(Written exercise):
Select every line holding the word "this" and copy it.

Source data:
— Begin —

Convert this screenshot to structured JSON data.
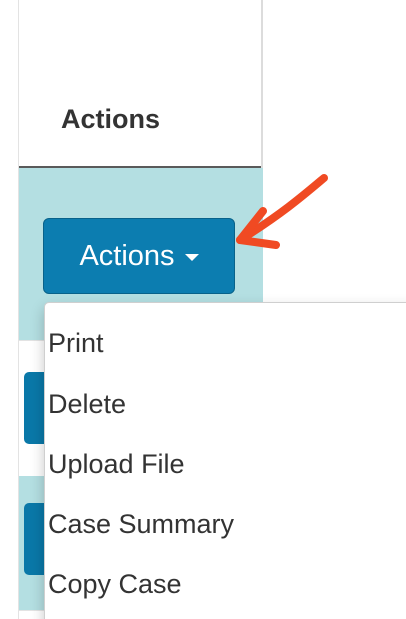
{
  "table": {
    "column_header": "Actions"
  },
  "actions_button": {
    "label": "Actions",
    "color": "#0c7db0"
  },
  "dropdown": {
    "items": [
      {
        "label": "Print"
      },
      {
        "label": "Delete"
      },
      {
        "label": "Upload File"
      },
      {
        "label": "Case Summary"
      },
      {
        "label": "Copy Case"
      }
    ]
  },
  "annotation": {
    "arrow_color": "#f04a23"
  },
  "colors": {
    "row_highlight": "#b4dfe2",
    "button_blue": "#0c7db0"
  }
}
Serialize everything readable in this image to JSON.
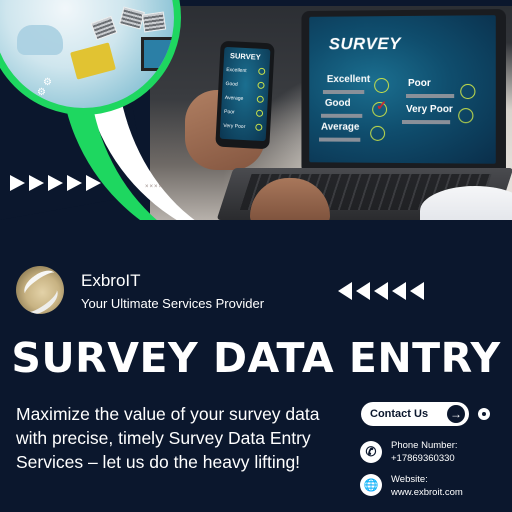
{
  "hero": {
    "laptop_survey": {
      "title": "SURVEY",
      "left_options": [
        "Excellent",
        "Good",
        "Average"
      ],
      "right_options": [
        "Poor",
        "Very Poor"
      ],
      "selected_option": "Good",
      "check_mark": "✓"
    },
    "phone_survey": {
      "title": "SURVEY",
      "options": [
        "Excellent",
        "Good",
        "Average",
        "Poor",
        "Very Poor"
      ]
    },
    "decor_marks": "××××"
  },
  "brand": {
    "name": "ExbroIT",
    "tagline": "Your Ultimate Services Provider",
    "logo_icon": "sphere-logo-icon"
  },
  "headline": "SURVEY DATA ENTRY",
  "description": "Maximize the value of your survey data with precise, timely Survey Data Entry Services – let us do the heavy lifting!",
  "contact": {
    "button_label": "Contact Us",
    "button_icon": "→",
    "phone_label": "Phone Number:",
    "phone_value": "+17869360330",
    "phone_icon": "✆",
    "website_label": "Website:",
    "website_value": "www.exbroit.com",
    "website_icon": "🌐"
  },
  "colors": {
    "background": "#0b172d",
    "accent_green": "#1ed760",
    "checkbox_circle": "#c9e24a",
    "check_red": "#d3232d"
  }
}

— End —

(Complete response):
Convert this screenshot to structured JSON data.
Serialize everything readable in this image to JSON.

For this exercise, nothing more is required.